Data entries:
____
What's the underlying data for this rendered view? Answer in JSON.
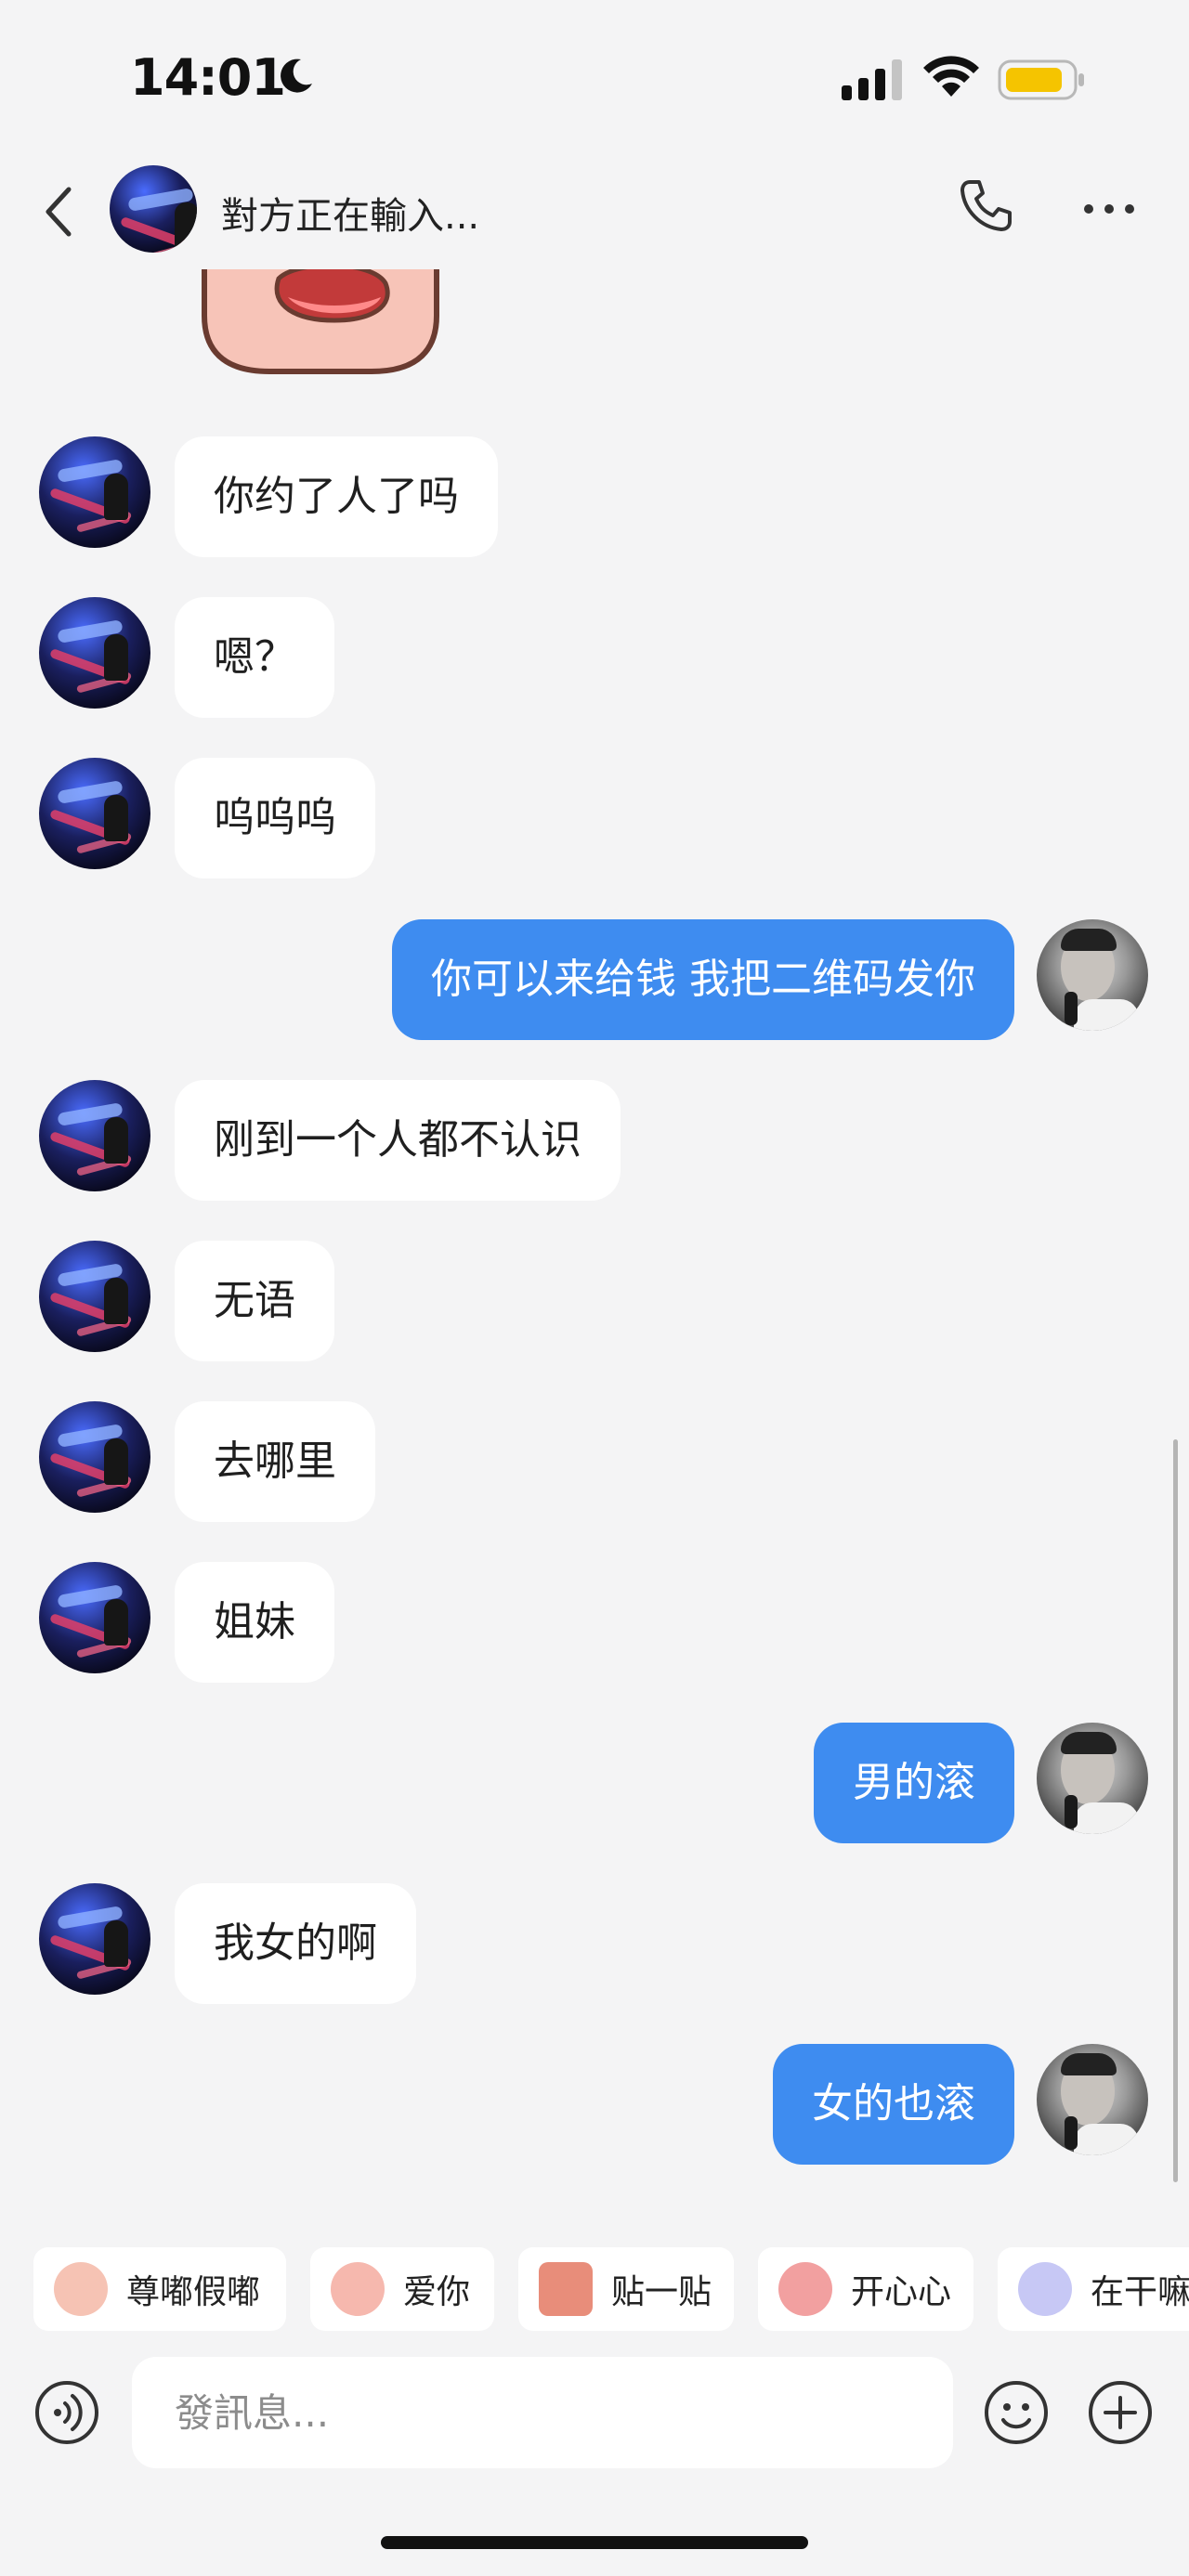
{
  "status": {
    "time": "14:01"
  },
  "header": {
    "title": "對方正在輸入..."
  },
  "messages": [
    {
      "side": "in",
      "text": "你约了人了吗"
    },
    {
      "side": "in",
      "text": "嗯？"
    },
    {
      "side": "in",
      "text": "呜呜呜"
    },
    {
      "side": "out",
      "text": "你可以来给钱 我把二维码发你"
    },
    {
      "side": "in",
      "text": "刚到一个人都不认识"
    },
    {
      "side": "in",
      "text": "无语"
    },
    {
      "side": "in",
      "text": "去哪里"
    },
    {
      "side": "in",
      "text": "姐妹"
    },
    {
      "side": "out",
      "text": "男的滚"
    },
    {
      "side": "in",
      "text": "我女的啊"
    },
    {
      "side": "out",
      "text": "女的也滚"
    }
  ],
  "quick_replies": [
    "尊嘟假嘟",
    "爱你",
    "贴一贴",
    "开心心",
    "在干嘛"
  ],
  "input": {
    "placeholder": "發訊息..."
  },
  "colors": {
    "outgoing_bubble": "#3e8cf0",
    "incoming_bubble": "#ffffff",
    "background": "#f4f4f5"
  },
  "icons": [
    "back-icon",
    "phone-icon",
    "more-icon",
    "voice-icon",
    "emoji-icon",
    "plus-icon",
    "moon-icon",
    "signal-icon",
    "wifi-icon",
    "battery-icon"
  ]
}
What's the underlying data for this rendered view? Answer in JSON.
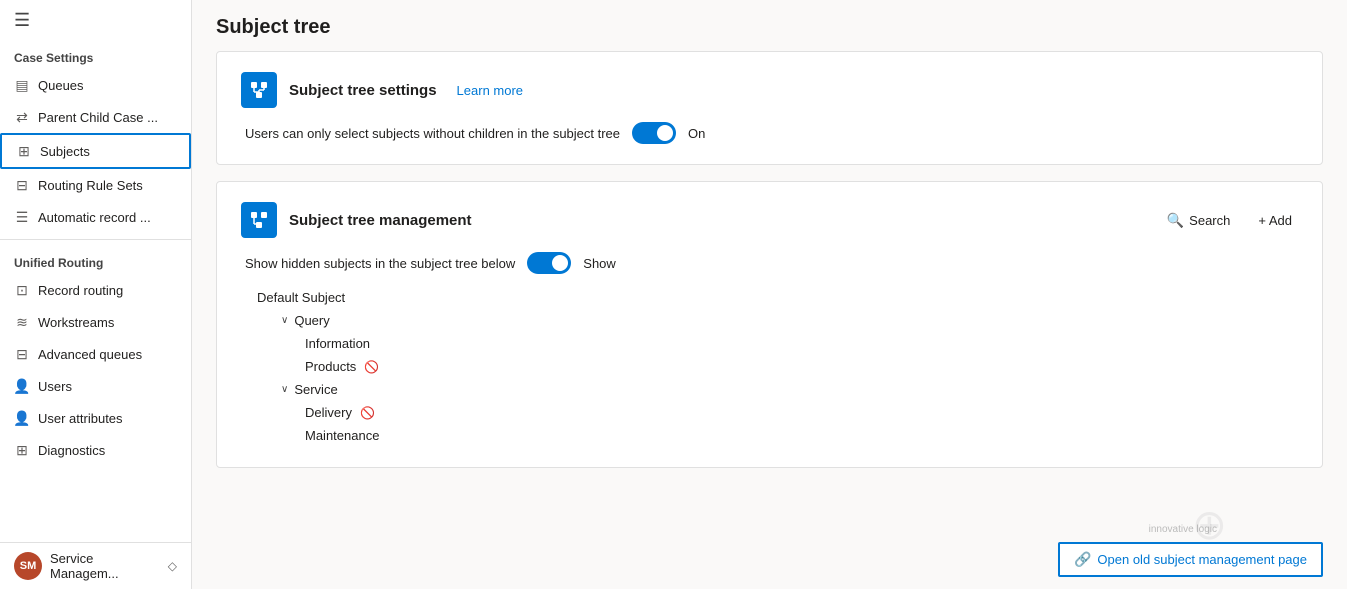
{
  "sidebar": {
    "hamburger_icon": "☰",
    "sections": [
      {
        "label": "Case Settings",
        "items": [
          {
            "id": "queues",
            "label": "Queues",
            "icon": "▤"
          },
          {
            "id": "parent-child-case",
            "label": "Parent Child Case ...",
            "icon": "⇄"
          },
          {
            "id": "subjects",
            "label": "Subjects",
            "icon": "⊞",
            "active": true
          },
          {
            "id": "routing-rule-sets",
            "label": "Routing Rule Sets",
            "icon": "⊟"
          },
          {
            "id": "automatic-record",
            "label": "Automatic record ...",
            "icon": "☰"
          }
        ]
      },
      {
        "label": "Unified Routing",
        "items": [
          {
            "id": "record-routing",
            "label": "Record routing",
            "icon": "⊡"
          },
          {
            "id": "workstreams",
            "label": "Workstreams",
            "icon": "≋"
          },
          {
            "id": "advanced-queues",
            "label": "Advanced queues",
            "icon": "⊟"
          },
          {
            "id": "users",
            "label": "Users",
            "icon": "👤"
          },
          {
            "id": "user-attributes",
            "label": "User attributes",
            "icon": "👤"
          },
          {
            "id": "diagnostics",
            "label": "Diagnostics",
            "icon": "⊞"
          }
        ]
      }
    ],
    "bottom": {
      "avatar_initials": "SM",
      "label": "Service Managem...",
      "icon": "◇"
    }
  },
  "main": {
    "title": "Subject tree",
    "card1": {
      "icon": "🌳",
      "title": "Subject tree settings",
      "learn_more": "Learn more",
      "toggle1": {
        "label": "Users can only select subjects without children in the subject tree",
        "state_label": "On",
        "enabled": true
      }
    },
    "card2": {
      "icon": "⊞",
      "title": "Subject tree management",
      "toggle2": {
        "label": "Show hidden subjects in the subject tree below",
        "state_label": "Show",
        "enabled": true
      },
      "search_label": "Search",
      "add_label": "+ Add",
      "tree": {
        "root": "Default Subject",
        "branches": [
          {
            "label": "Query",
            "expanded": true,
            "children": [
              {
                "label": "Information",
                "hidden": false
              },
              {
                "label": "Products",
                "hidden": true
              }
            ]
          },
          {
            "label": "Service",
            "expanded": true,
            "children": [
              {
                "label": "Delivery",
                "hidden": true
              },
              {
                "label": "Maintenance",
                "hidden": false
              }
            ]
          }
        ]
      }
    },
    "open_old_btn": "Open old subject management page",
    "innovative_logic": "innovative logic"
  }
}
____
● CHALLENGE
Pictures in the records above are left out; print everything else exactly as written.

● ANSWER TO THIS TASK
What's the underlying data for this rendered view? Answer in JSON.
{
  "status": {
    "time": "14:01"
  },
  "header": {
    "title": "對方正在輸入..."
  },
  "messages": [
    {
      "side": "in",
      "text": "你约了人了吗"
    },
    {
      "side": "in",
      "text": "嗯？"
    },
    {
      "side": "in",
      "text": "呜呜呜"
    },
    {
      "side": "out",
      "text": "你可以来给钱 我把二维码发你"
    },
    {
      "side": "in",
      "text": "刚到一个人都不认识"
    },
    {
      "side": "in",
      "text": "无语"
    },
    {
      "side": "in",
      "text": "去哪里"
    },
    {
      "side": "in",
      "text": "姐妹"
    },
    {
      "side": "out",
      "text": "男的滚"
    },
    {
      "side": "in",
      "text": "我女的啊"
    },
    {
      "side": "out",
      "text": "女的也滚"
    }
  ],
  "quick_replies": [
    "尊嘟假嘟",
    "爱你",
    "贴一贴",
    "开心心",
    "在干嘛"
  ],
  "input": {
    "placeholder": "發訊息..."
  },
  "colors": {
    "outgoing_bubble": "#3e8cf0",
    "incoming_bubble": "#ffffff",
    "background": "#f4f4f5"
  },
  "icons": [
    "back-icon",
    "phone-icon",
    "more-icon",
    "voice-icon",
    "emoji-icon",
    "plus-icon",
    "moon-icon",
    "signal-icon",
    "wifi-icon",
    "battery-icon"
  ]
}
What's the underlying data for this rendered view? Answer in JSON.
{
  "sidebar": {
    "hamburger_icon": "☰",
    "sections": [
      {
        "label": "Case Settings",
        "items": [
          {
            "id": "queues",
            "label": "Queues",
            "icon": "▤"
          },
          {
            "id": "parent-child-case",
            "label": "Parent Child Case ...",
            "icon": "⇄"
          },
          {
            "id": "subjects",
            "label": "Subjects",
            "icon": "⊞",
            "active": true
          },
          {
            "id": "routing-rule-sets",
            "label": "Routing Rule Sets",
            "icon": "⊟"
          },
          {
            "id": "automatic-record",
            "label": "Automatic record ...",
            "icon": "☰"
          }
        ]
      },
      {
        "label": "Unified Routing",
        "items": [
          {
            "id": "record-routing",
            "label": "Record routing",
            "icon": "⊡"
          },
          {
            "id": "workstreams",
            "label": "Workstreams",
            "icon": "≋"
          },
          {
            "id": "advanced-queues",
            "label": "Advanced queues",
            "icon": "⊟"
          },
          {
            "id": "users",
            "label": "Users",
            "icon": "👤"
          },
          {
            "id": "user-attributes",
            "label": "User attributes",
            "icon": "👤"
          },
          {
            "id": "diagnostics",
            "label": "Diagnostics",
            "icon": "⊞"
          }
        ]
      }
    ],
    "bottom": {
      "avatar_initials": "SM",
      "label": "Service Managem...",
      "icon": "◇"
    }
  },
  "main": {
    "title": "Subject tree",
    "card1": {
      "icon": "🌳",
      "title": "Subject tree settings",
      "learn_more": "Learn more",
      "toggle1": {
        "label": "Users can only select subjects without children in the subject tree",
        "state_label": "On",
        "enabled": true
      }
    },
    "card2": {
      "icon": "⊞",
      "title": "Subject tree management",
      "toggle2": {
        "label": "Show hidden subjects in the subject tree below",
        "state_label": "Show",
        "enabled": true
      },
      "search_label": "Search",
      "add_label": "+ Add",
      "tree": {
        "root": "Default Subject",
        "branches": [
          {
            "label": "Query",
            "expanded": true,
            "children": [
              {
                "label": "Information",
                "hidden": false
              },
              {
                "label": "Products",
                "hidden": true
              }
            ]
          },
          {
            "label": "Service",
            "expanded": true,
            "children": [
              {
                "label": "Delivery",
                "hidden": true
              },
              {
                "label": "Maintenance",
                "hidden": false
              }
            ]
          }
        ]
      }
    },
    "open_old_btn": "Open old subject management page",
    "innovative_logic": "innovative logic"
  }
}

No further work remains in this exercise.